> Dataset
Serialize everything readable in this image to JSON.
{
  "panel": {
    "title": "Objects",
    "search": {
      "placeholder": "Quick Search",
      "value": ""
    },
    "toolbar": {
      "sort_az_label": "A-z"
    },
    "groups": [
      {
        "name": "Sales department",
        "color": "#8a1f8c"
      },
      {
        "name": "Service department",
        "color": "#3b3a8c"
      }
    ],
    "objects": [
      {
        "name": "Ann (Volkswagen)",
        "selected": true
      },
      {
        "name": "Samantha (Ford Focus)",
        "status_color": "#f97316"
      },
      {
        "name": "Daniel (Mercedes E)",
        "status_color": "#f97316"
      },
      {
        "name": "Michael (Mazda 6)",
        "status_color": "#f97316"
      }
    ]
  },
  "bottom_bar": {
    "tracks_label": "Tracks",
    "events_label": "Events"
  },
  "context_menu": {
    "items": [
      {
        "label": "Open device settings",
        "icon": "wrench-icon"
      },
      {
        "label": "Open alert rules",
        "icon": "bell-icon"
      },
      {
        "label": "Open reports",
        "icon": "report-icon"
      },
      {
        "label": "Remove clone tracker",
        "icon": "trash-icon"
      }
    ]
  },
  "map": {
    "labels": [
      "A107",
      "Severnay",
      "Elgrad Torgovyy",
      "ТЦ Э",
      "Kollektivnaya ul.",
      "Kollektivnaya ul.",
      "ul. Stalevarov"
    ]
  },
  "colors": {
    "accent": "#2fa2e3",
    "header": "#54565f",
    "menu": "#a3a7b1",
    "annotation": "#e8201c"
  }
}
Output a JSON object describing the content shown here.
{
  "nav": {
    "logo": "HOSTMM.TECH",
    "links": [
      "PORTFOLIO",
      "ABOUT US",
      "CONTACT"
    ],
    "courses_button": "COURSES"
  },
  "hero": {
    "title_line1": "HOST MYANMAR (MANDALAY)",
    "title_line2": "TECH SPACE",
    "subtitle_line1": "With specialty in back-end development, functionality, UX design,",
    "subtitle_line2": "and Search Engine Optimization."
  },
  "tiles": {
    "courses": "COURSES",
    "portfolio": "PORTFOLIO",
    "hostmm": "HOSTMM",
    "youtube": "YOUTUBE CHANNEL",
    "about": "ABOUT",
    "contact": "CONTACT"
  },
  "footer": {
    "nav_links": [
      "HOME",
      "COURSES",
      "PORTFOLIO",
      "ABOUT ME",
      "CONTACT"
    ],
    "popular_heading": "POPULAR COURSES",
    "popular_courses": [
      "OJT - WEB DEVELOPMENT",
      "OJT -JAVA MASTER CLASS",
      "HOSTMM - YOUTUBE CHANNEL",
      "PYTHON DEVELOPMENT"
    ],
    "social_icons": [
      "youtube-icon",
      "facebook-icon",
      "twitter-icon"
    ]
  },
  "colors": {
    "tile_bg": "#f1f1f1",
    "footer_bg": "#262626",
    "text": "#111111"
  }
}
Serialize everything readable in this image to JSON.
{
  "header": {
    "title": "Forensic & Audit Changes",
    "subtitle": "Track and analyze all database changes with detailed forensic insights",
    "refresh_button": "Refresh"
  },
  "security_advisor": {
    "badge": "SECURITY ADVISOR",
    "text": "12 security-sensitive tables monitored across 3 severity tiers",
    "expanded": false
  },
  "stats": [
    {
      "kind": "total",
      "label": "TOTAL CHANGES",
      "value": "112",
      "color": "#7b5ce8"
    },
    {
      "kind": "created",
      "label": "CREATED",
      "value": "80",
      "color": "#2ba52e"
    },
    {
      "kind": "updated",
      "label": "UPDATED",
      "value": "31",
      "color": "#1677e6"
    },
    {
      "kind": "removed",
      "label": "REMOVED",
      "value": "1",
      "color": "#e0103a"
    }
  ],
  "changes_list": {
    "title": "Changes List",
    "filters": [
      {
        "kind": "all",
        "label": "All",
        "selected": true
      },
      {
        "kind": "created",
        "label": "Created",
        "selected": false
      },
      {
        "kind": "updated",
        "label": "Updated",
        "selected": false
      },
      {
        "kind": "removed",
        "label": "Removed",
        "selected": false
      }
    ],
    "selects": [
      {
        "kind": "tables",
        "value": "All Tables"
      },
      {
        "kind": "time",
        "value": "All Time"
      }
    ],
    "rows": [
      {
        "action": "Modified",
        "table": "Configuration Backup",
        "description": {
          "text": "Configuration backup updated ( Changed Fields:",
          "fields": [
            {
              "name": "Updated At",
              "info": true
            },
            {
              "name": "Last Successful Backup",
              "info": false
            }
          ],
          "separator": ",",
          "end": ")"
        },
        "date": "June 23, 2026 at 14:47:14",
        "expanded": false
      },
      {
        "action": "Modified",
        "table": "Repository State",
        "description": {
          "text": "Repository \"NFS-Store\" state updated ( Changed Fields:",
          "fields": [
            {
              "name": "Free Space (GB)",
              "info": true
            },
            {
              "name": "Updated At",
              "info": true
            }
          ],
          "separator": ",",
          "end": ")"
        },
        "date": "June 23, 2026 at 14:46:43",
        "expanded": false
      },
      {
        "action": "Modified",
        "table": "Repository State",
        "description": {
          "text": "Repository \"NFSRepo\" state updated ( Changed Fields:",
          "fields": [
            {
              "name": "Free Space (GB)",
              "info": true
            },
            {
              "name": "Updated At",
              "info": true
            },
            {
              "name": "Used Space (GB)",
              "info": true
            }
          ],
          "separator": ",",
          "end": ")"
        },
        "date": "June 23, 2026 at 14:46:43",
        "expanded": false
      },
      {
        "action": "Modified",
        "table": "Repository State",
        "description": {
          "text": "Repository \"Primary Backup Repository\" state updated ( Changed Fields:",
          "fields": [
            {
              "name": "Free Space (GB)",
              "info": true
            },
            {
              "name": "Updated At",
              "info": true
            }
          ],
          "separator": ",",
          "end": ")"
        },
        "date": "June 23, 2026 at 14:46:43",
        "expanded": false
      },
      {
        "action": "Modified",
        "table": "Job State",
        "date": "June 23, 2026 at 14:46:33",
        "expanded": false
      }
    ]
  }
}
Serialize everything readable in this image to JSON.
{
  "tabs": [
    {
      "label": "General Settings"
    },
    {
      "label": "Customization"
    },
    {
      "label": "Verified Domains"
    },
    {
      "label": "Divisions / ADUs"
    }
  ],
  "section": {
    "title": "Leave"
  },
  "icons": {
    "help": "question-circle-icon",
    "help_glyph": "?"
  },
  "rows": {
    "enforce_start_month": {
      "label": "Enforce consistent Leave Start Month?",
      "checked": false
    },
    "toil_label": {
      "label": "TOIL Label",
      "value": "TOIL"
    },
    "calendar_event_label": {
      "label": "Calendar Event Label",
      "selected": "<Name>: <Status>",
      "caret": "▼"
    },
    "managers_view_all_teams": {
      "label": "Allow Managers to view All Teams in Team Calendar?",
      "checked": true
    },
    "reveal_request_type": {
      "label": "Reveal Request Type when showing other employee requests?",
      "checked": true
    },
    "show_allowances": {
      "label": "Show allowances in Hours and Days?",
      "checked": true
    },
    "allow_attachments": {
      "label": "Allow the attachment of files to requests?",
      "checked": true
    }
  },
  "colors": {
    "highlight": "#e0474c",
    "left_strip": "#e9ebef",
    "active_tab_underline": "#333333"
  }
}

> Objective
Search the data for "Leave". Copy every line that has it.

> Worked solution
    "title": "Leave"
      "label": "Enforce consistent Leave Start Month?",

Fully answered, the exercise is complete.